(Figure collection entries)
* * * * * * *
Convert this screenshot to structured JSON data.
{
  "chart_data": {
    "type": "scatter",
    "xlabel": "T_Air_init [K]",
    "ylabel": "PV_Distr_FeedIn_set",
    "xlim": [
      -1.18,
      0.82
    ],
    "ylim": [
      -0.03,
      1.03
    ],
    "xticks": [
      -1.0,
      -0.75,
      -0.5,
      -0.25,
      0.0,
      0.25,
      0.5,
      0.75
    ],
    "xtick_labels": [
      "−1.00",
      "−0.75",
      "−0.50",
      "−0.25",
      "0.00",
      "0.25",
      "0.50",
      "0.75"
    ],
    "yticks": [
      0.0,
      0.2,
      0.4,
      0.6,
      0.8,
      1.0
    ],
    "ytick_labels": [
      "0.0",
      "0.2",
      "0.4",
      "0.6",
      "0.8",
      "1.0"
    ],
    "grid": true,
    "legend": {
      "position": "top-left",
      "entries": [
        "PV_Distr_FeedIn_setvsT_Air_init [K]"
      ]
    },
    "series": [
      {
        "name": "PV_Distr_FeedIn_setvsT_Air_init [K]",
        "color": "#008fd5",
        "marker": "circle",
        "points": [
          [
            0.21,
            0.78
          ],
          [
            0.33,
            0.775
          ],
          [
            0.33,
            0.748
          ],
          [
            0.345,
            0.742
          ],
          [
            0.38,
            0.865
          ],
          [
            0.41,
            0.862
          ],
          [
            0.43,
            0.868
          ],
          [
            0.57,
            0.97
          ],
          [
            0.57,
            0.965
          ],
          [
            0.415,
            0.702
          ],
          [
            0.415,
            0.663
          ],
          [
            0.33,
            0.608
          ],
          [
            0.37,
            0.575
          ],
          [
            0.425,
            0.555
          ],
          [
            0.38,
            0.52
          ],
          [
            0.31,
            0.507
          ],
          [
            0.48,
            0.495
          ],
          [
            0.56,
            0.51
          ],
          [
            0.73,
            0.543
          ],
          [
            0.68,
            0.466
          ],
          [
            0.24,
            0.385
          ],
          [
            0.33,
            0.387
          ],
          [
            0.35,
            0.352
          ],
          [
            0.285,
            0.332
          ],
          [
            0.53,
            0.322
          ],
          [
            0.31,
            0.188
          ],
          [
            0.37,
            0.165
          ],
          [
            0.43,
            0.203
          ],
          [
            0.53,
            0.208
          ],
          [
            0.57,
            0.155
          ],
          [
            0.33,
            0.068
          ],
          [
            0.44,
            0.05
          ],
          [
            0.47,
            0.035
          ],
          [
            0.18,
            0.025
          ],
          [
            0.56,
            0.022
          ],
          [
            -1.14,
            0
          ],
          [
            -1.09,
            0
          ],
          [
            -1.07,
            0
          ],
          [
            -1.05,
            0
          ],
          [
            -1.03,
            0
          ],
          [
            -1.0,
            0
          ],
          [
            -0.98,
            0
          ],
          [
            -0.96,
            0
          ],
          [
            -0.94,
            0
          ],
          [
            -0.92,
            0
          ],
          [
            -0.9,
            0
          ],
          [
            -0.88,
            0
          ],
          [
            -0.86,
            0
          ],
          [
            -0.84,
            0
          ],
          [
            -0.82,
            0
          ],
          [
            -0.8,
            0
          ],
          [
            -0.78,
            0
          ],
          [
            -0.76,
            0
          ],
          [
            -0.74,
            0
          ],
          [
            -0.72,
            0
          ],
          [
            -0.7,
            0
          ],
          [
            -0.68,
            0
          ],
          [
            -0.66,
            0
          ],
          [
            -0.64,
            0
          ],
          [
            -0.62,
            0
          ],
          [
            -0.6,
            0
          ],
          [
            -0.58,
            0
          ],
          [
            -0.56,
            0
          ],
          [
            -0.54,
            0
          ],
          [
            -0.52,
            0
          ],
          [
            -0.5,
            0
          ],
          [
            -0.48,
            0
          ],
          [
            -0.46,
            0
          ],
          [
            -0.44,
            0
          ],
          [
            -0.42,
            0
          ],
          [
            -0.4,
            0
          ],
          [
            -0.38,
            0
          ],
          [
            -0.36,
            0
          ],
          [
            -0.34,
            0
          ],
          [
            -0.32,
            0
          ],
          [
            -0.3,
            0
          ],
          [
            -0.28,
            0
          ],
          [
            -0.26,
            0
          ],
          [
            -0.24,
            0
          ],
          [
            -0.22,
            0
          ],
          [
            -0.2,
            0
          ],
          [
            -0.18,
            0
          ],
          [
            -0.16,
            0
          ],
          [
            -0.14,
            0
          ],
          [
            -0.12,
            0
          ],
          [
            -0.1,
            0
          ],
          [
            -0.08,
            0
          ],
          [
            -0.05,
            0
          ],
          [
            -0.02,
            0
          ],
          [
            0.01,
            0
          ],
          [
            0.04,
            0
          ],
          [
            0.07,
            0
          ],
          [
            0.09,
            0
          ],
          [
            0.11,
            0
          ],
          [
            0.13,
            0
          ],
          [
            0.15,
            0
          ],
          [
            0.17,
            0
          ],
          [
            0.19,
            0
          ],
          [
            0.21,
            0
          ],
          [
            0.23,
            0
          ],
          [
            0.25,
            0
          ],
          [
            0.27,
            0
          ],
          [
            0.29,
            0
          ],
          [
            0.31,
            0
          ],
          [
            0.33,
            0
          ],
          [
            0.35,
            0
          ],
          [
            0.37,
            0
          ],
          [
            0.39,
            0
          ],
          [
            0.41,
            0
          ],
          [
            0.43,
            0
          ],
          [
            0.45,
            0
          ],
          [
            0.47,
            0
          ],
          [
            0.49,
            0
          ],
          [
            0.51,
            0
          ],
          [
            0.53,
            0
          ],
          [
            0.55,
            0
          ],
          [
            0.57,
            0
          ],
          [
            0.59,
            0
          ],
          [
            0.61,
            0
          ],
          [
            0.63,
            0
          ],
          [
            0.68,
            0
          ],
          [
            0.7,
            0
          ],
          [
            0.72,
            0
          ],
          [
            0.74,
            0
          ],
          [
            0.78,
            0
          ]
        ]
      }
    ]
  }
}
* * * * * * *
Hand back the material above in full, exactly as written.

Response to this exercise >>
Convert this screenshot to structured JSON data.
{
  "chart_data": {
    "type": "scatter",
    "xlabel": "T_Air_init [K]",
    "ylabel": "PV_Distr_FeedIn_set",
    "xlim": [
      -1.18,
      0.82
    ],
    "ylim": [
      -0.03,
      1.03
    ],
    "xticks": [
      -1.0,
      -0.75,
      -0.5,
      -0.25,
      0.0,
      0.25,
      0.5,
      0.75
    ],
    "xtick_labels": [
      "−1.00",
      "−0.75",
      "−0.50",
      "−0.25",
      "0.00",
      "0.25",
      "0.50",
      "0.75"
    ],
    "yticks": [
      0.0,
      0.2,
      0.4,
      0.6,
      0.8,
      1.0
    ],
    "ytick_labels": [
      "0.0",
      "0.2",
      "0.4",
      "0.6",
      "0.8",
      "1.0"
    ],
    "grid": true,
    "legend": {
      "position": "top-left",
      "entries": [
        "PV_Distr_FeedIn_setvsT_Air_init [K]"
      ]
    },
    "series": [
      {
        "name": "PV_Distr_FeedIn_setvsT_Air_init [K]",
        "color": "#008fd5",
        "marker": "circle",
        "points": [
          [
            0.21,
            0.78
          ],
          [
            0.33,
            0.775
          ],
          [
            0.33,
            0.748
          ],
          [
            0.345,
            0.742
          ],
          [
            0.38,
            0.865
          ],
          [
            0.41,
            0.862
          ],
          [
            0.43,
            0.868
          ],
          [
            0.57,
            0.97
          ],
          [
            0.57,
            0.965
          ],
          [
            0.415,
            0.702
          ],
          [
            0.415,
            0.663
          ],
          [
            0.33,
            0.608
          ],
          [
            0.37,
            0.575
          ],
          [
            0.425,
            0.555
          ],
          [
            0.38,
            0.52
          ],
          [
            0.31,
            0.507
          ],
          [
            0.48,
            0.495
          ],
          [
            0.56,
            0.51
          ],
          [
            0.73,
            0.543
          ],
          [
            0.68,
            0.466
          ],
          [
            0.24,
            0.385
          ],
          [
            0.33,
            0.387
          ],
          [
            0.35,
            0.352
          ],
          [
            0.285,
            0.332
          ],
          [
            0.53,
            0.322
          ],
          [
            0.31,
            0.188
          ],
          [
            0.37,
            0.165
          ],
          [
            0.43,
            0.203
          ],
          [
            0.53,
            0.208
          ],
          [
            0.57,
            0.155
          ],
          [
            0.33,
            0.068
          ],
          [
            0.44,
            0.05
          ],
          [
            0.47,
            0.035
          ],
          [
            0.18,
            0.025
          ],
          [
            0.56,
            0.022
          ],
          [
            -1.14,
            0
          ],
          [
            -1.09,
            0
          ],
          [
            -1.07,
            0
          ],
          [
            -1.05,
            0
          ],
          [
            -1.03,
            0
          ],
          [
            -1.0,
            0
          ],
          [
            -0.98,
            0
          ],
          [
            -0.96,
            0
          ],
          [
            -0.94,
            0
          ],
          [
            -0.92,
            0
          ],
          [
            -0.9,
            0
          ],
          [
            -0.88,
            0
          ],
          [
            -0.86,
            0
          ],
          [
            -0.84,
            0
          ],
          [
            -0.82,
            0
          ],
          [
            -0.8,
            0
          ],
          [
            -0.78,
            0
          ],
          [
            -0.76,
            0
          ],
          [
            -0.74,
            0
          ],
          [
            -0.72,
            0
          ],
          [
            -0.7,
            0
          ],
          [
            -0.68,
            0
          ],
          [
            -0.66,
            0
          ],
          [
            -0.64,
            0
          ],
          [
            -0.62,
            0
          ],
          [
            -0.6,
            0
          ],
          [
            -0.58,
            0
          ],
          [
            -0.56,
            0
          ],
          [
            -0.54,
            0
          ],
          [
            -0.52,
            0
          ],
          [
            -0.5,
            0
          ],
          [
            -0.48,
            0
          ],
          [
            -0.46,
            0
          ],
          [
            -0.44,
            0
          ],
          [
            -0.42,
            0
          ],
          [
            -0.4,
            0
          ],
          [
            -0.38,
            0
          ],
          [
            -0.36,
            0
          ],
          [
            -0.34,
            0
          ],
          [
            -0.32,
            0
          ],
          [
            -0.3,
            0
          ],
          [
            -0.28,
            0
          ],
          [
            -0.26,
            0
          ],
          [
            -0.24,
            0
          ],
          [
            -0.22,
            0
          ],
          [
            -0.2,
            0
          ],
          [
            -0.18,
            0
          ],
          [
            -0.16,
            0
          ],
          [
            -0.14,
            0
          ],
          [
            -0.12,
            0
          ],
          [
            -0.1,
            0
          ],
          [
            -0.08,
            0
          ],
          [
            -0.05,
            0
          ],
          [
            -0.02,
            0
          ],
          [
            0.01,
            0
          ],
          [
            0.04,
            0
          ],
          [
            0.07,
            0
          ],
          [
            0.09,
            0
          ],
          [
            0.11,
            0
          ],
          [
            0.13,
            0
          ],
          [
            0.15,
            0
          ],
          [
            0.17,
            0
          ],
          [
            0.19,
            0
          ],
          [
            0.21,
            0
          ],
          [
            0.23,
            0
          ],
          [
            0.25,
            0
          ],
          [
            0.27,
            0
          ],
          [
            0.29,
            0
          ],
          [
            0.31,
            0
          ],
          [
            0.33,
            0
          ],
          [
            0.35,
            0
          ],
          [
            0.37,
            0
          ],
          [
            0.39,
            0
          ],
          [
            0.41,
            0
          ],
          [
            0.43,
            0
          ],
          [
            0.45,
            0
          ],
          [
            0.47,
            0
          ],
          [
            0.49,
            0
          ],
          [
            0.51,
            0
          ],
          [
            0.53,
            0
          ],
          [
            0.55,
            0
          ],
          [
            0.57,
            0
          ],
          [
            0.59,
            0
          ],
          [
            0.61,
            0
          ],
          [
            0.63,
            0
          ],
          [
            0.68,
            0
          ],
          [
            0.7,
            0
          ],
          [
            0.72,
            0
          ],
          [
            0.74,
            0
          ],
          [
            0.78,
            0
          ]
        ]
      }
    ]
  }
}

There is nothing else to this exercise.